WHAT THE TASK ASKS:
Work through the data and report how many lines include the string "earth", giving the number alone.
*** INFORMATION SHOWN
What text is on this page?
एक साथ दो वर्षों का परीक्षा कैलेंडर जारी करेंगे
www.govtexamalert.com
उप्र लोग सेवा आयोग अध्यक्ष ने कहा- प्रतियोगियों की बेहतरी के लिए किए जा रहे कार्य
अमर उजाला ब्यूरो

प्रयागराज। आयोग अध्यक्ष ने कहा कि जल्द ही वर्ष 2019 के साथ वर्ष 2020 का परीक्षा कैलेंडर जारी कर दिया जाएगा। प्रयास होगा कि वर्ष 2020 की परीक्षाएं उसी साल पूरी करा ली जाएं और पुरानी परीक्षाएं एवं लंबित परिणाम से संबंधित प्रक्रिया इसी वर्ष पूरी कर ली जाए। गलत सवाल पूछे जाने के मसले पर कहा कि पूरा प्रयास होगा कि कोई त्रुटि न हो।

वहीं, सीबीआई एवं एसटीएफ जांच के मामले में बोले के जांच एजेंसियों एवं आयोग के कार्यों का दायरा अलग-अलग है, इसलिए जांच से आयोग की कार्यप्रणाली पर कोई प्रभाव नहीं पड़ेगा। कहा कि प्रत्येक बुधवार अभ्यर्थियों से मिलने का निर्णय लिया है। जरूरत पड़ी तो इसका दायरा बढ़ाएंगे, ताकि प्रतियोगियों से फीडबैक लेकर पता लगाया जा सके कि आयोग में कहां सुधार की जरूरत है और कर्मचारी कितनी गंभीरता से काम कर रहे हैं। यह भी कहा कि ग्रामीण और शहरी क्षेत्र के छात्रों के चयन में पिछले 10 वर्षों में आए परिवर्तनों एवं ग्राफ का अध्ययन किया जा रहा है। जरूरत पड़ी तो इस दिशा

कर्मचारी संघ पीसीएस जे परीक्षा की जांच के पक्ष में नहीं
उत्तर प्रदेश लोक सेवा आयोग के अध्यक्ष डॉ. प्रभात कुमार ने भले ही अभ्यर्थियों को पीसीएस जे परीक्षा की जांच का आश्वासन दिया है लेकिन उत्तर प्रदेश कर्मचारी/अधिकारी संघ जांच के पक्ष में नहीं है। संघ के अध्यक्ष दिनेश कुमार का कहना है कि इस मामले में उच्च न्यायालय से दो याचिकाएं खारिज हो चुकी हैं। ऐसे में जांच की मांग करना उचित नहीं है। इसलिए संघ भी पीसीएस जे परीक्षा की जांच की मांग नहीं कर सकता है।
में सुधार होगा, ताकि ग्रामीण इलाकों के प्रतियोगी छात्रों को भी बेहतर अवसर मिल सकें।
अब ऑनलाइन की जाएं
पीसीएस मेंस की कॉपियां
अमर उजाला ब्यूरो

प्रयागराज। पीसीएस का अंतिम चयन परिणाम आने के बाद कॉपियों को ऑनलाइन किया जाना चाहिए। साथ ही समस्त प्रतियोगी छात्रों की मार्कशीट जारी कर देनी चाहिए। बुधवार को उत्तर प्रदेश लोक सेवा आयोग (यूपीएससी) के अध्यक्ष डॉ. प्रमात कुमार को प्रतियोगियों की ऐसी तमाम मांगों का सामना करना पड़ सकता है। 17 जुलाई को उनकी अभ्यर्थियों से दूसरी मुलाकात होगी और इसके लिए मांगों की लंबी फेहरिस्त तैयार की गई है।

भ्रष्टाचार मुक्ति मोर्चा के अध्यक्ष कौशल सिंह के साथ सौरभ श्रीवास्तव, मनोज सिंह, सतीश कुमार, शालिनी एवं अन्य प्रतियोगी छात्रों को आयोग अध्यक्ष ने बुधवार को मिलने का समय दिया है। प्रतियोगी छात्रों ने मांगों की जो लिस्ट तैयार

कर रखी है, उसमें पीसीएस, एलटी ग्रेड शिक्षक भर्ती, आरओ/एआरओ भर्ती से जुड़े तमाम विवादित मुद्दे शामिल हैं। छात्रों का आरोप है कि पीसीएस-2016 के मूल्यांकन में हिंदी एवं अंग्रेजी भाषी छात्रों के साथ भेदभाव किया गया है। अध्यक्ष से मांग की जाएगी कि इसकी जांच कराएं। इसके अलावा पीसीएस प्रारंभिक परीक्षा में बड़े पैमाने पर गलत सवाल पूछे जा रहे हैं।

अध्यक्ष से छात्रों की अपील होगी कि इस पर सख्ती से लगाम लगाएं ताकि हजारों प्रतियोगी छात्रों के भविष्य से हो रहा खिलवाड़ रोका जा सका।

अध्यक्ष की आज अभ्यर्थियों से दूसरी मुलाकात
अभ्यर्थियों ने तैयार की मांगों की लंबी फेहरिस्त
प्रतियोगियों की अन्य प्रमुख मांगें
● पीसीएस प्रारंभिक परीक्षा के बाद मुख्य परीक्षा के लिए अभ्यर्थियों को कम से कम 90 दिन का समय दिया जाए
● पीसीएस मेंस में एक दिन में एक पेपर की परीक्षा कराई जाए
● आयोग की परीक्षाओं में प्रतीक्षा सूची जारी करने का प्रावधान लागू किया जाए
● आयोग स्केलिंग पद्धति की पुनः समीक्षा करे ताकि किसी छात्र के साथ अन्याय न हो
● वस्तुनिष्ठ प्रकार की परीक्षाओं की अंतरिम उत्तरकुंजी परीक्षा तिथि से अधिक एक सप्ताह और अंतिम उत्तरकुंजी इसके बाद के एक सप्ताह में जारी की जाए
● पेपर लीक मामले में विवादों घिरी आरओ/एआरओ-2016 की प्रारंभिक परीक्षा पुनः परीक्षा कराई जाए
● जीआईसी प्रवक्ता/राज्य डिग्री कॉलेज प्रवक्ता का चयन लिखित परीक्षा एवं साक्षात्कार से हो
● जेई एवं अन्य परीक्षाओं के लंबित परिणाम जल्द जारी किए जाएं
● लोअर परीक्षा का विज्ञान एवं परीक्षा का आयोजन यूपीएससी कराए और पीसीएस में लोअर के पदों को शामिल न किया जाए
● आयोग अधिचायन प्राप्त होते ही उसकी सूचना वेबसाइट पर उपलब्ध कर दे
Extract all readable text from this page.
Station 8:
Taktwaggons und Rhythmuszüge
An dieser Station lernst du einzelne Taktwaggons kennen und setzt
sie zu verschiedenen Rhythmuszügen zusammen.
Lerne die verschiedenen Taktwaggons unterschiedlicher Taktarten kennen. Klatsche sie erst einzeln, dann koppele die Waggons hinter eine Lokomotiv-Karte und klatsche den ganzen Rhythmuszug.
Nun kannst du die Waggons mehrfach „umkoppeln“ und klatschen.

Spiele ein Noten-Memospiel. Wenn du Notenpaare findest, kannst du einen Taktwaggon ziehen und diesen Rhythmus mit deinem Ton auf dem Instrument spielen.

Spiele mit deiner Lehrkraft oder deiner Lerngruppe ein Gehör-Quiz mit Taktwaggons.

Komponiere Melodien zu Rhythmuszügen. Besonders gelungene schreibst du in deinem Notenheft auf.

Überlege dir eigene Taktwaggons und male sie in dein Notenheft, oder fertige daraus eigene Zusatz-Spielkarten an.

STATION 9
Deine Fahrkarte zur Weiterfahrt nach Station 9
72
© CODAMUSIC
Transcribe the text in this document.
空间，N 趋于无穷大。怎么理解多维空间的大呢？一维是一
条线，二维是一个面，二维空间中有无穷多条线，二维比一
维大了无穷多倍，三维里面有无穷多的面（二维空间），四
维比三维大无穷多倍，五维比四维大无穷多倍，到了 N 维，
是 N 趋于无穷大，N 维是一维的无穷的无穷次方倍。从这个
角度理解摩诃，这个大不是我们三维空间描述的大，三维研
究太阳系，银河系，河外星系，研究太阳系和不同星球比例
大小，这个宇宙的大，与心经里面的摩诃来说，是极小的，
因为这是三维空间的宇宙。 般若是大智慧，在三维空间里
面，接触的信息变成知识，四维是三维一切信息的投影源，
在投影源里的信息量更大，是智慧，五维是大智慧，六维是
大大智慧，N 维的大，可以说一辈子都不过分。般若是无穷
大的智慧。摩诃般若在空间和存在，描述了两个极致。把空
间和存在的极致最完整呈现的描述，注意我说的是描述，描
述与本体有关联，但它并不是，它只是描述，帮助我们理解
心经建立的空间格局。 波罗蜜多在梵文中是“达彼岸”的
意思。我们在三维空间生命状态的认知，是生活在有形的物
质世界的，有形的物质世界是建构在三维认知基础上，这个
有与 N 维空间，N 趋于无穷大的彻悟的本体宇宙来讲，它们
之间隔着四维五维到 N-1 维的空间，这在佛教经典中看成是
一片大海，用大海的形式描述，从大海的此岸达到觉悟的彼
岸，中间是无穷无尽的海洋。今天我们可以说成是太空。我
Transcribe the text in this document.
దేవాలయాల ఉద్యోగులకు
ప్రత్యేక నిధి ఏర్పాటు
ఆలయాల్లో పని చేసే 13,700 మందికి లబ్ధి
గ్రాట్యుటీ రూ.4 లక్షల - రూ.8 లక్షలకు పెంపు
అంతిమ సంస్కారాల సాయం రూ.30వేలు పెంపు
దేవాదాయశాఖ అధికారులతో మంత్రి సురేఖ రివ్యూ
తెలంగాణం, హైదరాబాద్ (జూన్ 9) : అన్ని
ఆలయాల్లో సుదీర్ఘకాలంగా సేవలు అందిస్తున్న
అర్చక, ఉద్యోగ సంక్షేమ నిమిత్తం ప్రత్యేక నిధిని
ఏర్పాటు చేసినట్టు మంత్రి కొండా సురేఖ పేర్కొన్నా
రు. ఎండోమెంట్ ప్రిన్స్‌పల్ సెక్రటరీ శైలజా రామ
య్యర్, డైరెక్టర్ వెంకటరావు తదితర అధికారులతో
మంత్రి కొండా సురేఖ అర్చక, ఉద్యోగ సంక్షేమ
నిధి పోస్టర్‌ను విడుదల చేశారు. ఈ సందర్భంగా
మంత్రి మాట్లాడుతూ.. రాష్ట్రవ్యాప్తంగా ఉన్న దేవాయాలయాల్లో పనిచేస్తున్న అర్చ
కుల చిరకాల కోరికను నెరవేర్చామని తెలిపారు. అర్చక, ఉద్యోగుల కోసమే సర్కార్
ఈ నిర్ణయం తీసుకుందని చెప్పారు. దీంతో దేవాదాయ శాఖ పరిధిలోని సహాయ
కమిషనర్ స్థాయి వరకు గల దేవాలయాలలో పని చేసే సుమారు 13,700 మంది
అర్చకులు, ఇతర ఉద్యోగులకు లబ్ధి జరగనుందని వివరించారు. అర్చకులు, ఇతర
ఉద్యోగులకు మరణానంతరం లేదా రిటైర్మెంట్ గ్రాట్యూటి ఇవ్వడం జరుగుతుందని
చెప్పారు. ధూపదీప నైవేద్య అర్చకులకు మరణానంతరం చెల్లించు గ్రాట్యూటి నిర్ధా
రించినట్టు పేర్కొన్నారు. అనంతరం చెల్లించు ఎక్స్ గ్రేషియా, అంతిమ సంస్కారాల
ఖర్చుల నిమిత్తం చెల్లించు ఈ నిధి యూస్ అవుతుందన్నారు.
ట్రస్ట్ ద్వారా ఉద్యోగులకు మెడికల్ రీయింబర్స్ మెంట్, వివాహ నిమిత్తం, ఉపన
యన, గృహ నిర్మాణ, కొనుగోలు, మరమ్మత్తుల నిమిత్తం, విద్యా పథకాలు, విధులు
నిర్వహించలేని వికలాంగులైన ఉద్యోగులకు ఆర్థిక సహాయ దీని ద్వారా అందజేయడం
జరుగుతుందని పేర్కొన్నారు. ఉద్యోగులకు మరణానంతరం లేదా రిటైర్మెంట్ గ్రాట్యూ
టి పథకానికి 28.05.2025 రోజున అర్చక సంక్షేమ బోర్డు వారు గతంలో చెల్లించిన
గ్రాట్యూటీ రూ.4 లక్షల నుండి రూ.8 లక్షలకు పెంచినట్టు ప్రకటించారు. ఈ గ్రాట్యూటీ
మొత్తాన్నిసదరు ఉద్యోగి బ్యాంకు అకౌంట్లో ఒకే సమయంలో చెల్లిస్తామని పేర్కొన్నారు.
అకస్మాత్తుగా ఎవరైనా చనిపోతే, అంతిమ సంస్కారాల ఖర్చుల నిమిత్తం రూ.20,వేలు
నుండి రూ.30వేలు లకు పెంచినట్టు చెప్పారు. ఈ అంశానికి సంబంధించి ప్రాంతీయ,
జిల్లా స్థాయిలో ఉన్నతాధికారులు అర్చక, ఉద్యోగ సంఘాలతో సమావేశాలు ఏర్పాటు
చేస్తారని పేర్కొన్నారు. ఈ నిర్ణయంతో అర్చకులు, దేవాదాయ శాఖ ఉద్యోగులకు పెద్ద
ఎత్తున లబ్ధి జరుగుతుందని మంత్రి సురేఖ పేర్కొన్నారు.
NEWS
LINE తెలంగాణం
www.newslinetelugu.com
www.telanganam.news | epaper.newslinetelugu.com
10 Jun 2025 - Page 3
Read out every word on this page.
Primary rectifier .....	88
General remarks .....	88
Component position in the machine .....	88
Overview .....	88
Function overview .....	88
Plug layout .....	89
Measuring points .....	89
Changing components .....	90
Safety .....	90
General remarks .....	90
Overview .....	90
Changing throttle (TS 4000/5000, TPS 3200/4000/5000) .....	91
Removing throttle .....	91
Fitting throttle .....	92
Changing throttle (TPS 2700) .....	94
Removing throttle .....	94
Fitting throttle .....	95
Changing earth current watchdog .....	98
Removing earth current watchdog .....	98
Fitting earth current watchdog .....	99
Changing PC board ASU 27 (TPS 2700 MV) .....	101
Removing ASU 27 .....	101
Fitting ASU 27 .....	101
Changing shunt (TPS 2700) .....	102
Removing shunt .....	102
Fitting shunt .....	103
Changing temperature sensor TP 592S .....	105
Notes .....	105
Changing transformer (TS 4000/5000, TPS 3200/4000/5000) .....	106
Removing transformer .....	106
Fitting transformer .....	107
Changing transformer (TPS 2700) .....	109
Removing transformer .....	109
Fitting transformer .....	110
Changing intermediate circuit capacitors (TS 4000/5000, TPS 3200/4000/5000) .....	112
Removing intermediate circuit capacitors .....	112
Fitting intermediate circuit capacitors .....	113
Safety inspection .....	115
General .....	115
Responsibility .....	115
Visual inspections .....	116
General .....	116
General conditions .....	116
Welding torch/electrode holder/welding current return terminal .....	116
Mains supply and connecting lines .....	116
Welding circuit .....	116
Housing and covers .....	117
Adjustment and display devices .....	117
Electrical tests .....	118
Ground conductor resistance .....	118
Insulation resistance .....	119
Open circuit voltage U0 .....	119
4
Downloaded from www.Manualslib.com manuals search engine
******
THE RESPONSE:
3